** begin Data supplied **

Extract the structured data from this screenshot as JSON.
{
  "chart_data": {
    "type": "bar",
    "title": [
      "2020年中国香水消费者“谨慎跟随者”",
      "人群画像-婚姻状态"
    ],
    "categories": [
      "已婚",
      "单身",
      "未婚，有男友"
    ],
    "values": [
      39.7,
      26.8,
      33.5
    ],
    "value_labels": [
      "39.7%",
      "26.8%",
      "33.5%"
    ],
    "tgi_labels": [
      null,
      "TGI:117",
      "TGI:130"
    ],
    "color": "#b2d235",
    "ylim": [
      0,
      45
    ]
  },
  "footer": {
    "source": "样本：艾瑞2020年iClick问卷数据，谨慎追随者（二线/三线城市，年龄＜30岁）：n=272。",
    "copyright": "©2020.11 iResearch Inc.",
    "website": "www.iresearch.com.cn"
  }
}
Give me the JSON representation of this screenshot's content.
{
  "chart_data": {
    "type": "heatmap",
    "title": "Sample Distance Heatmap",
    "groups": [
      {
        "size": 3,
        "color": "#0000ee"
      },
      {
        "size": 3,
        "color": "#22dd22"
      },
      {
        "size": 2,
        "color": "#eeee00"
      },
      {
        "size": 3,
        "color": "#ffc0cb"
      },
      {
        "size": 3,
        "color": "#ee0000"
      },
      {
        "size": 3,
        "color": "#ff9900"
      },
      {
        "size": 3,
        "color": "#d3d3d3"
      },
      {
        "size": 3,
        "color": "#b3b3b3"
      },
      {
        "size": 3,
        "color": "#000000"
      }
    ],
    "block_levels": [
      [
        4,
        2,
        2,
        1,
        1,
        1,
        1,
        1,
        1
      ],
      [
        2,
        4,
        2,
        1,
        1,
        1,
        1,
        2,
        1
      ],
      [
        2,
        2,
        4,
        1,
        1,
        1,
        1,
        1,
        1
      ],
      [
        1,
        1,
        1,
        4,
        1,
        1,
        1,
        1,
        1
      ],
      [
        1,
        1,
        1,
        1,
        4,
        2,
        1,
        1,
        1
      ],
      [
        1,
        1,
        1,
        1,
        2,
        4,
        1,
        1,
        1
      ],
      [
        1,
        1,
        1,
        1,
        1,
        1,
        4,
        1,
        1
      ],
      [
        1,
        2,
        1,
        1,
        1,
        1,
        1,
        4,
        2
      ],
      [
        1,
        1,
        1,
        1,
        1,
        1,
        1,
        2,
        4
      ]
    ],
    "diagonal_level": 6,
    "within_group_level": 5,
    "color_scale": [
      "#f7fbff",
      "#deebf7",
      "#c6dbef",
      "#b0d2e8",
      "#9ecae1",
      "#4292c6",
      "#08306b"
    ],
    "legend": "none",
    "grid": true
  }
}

** end Data supplied **

▶ _Exercise directions_: Above are the records; copy all of them exactly.

▶ _Output below_:
Extract the structured data from this screenshot as JSON.
{
  "chart_data": {
    "type": "bar",
    "title": [
      "2020年中国香水消费者“谨慎跟随者”",
      "人群画像-婚姻状态"
    ],
    "categories": [
      "已婚",
      "单身",
      "未婚，有男友"
    ],
    "values": [
      39.7,
      26.8,
      33.5
    ],
    "value_labels": [
      "39.7%",
      "26.8%",
      "33.5%"
    ],
    "tgi_labels": [
      null,
      "TGI:117",
      "TGI:130"
    ],
    "color": "#b2d235",
    "ylim": [
      0,
      45
    ]
  },
  "footer": {
    "source": "样本：艾瑞2020年iClick问卷数据，谨慎追随者（二线/三线城市，年龄＜30岁）：n=272。",
    "copyright": "©2020.11 iResearch Inc.",
    "website": "www.iresearch.com.cn"
  }
}
Give me the JSON representation of this screenshot's content.
{
  "chart_data": {
    "type": "heatmap",
    "title": "Sample Distance Heatmap",
    "groups": [
      {
        "size": 3,
        "color": "#0000ee"
      },
      {
        "size": 3,
        "color": "#22dd22"
      },
      {
        "size": 2,
        "color": "#eeee00"
      },
      {
        "size": 3,
        "color": "#ffc0cb"
      },
      {
        "size": 3,
        "color": "#ee0000"
      },
      {
        "size": 3,
        "color": "#ff9900"
      },
      {
        "size": 3,
        "color": "#d3d3d3"
      },
      {
        "size": 3,
        "color": "#b3b3b3"
      },
      {
        "size": 3,
        "color": "#000000"
      }
    ],
    "block_levels": [
      [
        4,
        2,
        2,
        1,
        1,
        1,
        1,
        1,
        1
      ],
      [
        2,
        4,
        2,
        1,
        1,
        1,
        1,
        2,
        1
      ],
      [
        2,
        2,
        4,
        1,
        1,
        1,
        1,
        1,
        1
      ],
      [
        1,
        1,
        1,
        4,
        1,
        1,
        1,
        1,
        1
      ],
      [
        1,
        1,
        1,
        1,
        4,
        2,
        1,
        1,
        1
      ],
      [
        1,
        1,
        1,
        1,
        2,
        4,
        1,
        1,
        1
      ],
      [
        1,
        1,
        1,
        1,
        1,
        1,
        4,
        1,
        1
      ],
      [
        1,
        2,
        1,
        1,
        1,
        1,
        1,
        4,
        2
      ],
      [
        1,
        1,
        1,
        1,
        1,
        1,
        1,
        2,
        4
      ]
    ],
    "diagonal_level": 6,
    "within_group_level": 5,
    "color_scale": [
      "#f7fbff",
      "#deebf7",
      "#c6dbef",
      "#b0d2e8",
      "#9ecae1",
      "#4292c6",
      "#08306b"
    ],
    "legend": "none",
    "grid": true
  }
}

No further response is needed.